● Exercise aim: Transcribe every line, keeping it exact.

======== Data for processing

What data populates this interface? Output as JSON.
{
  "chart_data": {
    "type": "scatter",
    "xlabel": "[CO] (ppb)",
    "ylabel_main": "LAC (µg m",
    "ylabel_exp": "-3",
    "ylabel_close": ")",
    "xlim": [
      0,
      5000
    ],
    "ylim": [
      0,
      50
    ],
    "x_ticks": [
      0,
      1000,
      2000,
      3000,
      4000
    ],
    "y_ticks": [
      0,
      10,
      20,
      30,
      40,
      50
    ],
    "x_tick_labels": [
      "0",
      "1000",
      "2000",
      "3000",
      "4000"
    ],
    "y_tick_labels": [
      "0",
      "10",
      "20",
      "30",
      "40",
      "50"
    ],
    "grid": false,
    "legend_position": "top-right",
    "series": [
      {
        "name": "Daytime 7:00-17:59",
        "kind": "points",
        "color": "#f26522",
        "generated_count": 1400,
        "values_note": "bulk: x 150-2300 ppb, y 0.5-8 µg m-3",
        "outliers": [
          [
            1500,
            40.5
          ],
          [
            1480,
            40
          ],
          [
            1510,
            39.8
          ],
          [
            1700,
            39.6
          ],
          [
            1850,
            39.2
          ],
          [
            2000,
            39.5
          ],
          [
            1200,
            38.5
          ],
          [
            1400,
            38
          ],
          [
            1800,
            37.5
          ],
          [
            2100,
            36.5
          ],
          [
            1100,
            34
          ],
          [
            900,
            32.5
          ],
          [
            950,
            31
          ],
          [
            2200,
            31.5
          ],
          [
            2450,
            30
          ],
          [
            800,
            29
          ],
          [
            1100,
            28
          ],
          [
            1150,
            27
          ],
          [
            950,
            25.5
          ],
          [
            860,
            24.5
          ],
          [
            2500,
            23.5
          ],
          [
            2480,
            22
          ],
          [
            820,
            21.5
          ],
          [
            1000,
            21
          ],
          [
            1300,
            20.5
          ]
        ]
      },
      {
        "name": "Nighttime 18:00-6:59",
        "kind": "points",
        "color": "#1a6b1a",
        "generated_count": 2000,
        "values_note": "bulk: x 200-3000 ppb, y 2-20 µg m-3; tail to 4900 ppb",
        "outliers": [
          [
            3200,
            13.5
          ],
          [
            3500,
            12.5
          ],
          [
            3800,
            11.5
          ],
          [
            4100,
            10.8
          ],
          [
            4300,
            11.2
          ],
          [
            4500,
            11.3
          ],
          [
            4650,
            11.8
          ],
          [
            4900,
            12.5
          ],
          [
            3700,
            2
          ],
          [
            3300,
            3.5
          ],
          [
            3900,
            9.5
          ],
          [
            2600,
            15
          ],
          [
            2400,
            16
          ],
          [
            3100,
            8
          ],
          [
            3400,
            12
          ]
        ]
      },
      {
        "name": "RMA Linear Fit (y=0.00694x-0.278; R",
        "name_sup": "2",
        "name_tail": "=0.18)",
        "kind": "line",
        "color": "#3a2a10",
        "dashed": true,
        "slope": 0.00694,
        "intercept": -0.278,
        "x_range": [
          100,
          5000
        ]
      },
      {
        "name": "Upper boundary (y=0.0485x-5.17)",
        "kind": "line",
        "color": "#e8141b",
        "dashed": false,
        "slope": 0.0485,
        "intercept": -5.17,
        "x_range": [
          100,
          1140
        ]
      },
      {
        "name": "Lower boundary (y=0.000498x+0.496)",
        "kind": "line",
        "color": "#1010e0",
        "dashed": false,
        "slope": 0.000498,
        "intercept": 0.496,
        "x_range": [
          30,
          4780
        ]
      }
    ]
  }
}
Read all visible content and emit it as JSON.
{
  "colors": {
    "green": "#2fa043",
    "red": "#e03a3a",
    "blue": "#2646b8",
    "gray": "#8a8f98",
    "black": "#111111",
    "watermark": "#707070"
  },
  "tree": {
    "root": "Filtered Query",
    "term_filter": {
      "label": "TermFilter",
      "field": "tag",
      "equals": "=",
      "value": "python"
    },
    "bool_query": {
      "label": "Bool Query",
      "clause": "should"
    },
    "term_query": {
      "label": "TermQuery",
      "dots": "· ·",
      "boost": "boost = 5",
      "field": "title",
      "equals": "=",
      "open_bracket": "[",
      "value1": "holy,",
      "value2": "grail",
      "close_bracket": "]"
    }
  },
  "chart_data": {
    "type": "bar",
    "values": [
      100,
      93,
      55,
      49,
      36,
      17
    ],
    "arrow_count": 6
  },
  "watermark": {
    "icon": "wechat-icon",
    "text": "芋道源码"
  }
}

================

● Answer to this problem:
What data populates this interface? Output as JSON.
{
  "chart_data": {
    "type": "scatter",
    "xlabel": "[CO] (ppb)",
    "ylabel_main": "LAC (µg m",
    "ylabel_exp": "-3",
    "ylabel_close": ")",
    "xlim": [
      0,
      5000
    ],
    "ylim": [
      0,
      50
    ],
    "x_ticks": [
      0,
      1000,
      2000,
      3000,
      4000
    ],
    "y_ticks": [
      0,
      10,
      20,
      30,
      40,
      50
    ],
    "x_tick_labels": [
      "0",
      "1000",
      "2000",
      "3000",
      "4000"
    ],
    "y_tick_labels": [
      "0",
      "10",
      "20",
      "30",
      "40",
      "50"
    ],
    "grid": false,
    "legend_position": "top-right",
    "series": [
      {
        "name": "Daytime 7:00-17:59",
        "kind": "points",
        "color": "#f26522",
        "generated_count": 1400,
        "values_note": "bulk: x 150-2300 ppb, y 0.5-8 µg m-3",
        "outliers": [
          [
            1500,
            40.5
          ],
          [
            1480,
            40
          ],
          [
            1510,
            39.8
          ],
          [
            1700,
            39.6
          ],
          [
            1850,
            39.2
          ],
          [
            2000,
            39.5
          ],
          [
            1200,
            38.5
          ],
          [
            1400,
            38
          ],
          [
            1800,
            37.5
          ],
          [
            2100,
            36.5
          ],
          [
            1100,
            34
          ],
          [
            900,
            32.5
          ],
          [
            950,
            31
          ],
          [
            2200,
            31.5
          ],
          [
            2450,
            30
          ],
          [
            800,
            29
          ],
          [
            1100,
            28
          ],
          [
            1150,
            27
          ],
          [
            950,
            25.5
          ],
          [
            860,
            24.5
          ],
          [
            2500,
            23.5
          ],
          [
            2480,
            22
          ],
          [
            820,
            21.5
          ],
          [
            1000,
            21
          ],
          [
            1300,
            20.5
          ]
        ]
      },
      {
        "name": "Nighttime 18:00-6:59",
        "kind": "points",
        "color": "#1a6b1a",
        "generated_count": 2000,
        "values_note": "bulk: x 200-3000 ppb, y 2-20 µg m-3; tail to 4900 ppb",
        "outliers": [
          [
            3200,
            13.5
          ],
          [
            3500,
            12.5
          ],
          [
            3800,
            11.5
          ],
          [
            4100,
            10.8
          ],
          [
            4300,
            11.2
          ],
          [
            4500,
            11.3
          ],
          [
            4650,
            11.8
          ],
          [
            4900,
            12.5
          ],
          [
            3700,
            2
          ],
          [
            3300,
            3.5
          ],
          [
            3900,
            9.5
          ],
          [
            2600,
            15
          ],
          [
            2400,
            16
          ],
          [
            3100,
            8
          ],
          [
            3400,
            12
          ]
        ]
      },
      {
        "name": "RMA Linear Fit (y=0.00694x-0.278; R",
        "name_sup": "2",
        "name_tail": "=0.18)",
        "kind": "line",
        "color": "#3a2a10",
        "dashed": true,
        "slope": 0.00694,
        "intercept": -0.278,
        "x_range": [
          100,
          5000
        ]
      },
      {
        "name": "Upper boundary (y=0.0485x-5.17)",
        "kind": "line",
        "color": "#e8141b",
        "dashed": false,
        "slope": 0.0485,
        "intercept": -5.17,
        "x_range": [
          100,
          1140
        ]
      },
      {
        "name": "Lower boundary (y=0.000498x+0.496)",
        "kind": "line",
        "color": "#1010e0",
        "dashed": false,
        "slope": 0.000498,
        "intercept": 0.496,
        "x_range": [
          30,
          4780
        ]
      }
    ]
  }
}
Read all visible content and emit it as JSON.
{
  "colors": {
    "green": "#2fa043",
    "red": "#e03a3a",
    "blue": "#2646b8",
    "gray": "#8a8f98",
    "black": "#111111",
    "watermark": "#707070"
  },
  "tree": {
    "root": "Filtered Query",
    "term_filter": {
      "label": "TermFilter",
      "field": "tag",
      "equals": "=",
      "value": "python"
    },
    "bool_query": {
      "label": "Bool Query",
      "clause": "should"
    },
    "term_query": {
      "label": "TermQuery",
      "dots": "· ·",
      "boost": "boost = 5",
      "field": "title",
      "equals": "=",
      "open_bracket": "[",
      "value1": "holy,",
      "value2": "grail",
      "close_bracket": "]"
    }
  },
  "chart_data": {
    "type": "bar",
    "values": [
      100,
      93,
      55,
      49,
      36,
      17
    ],
    "arrow_count": 6
  },
  "watermark": {
    "icon": "wechat-icon",
    "text": "芋道源码"
  }
}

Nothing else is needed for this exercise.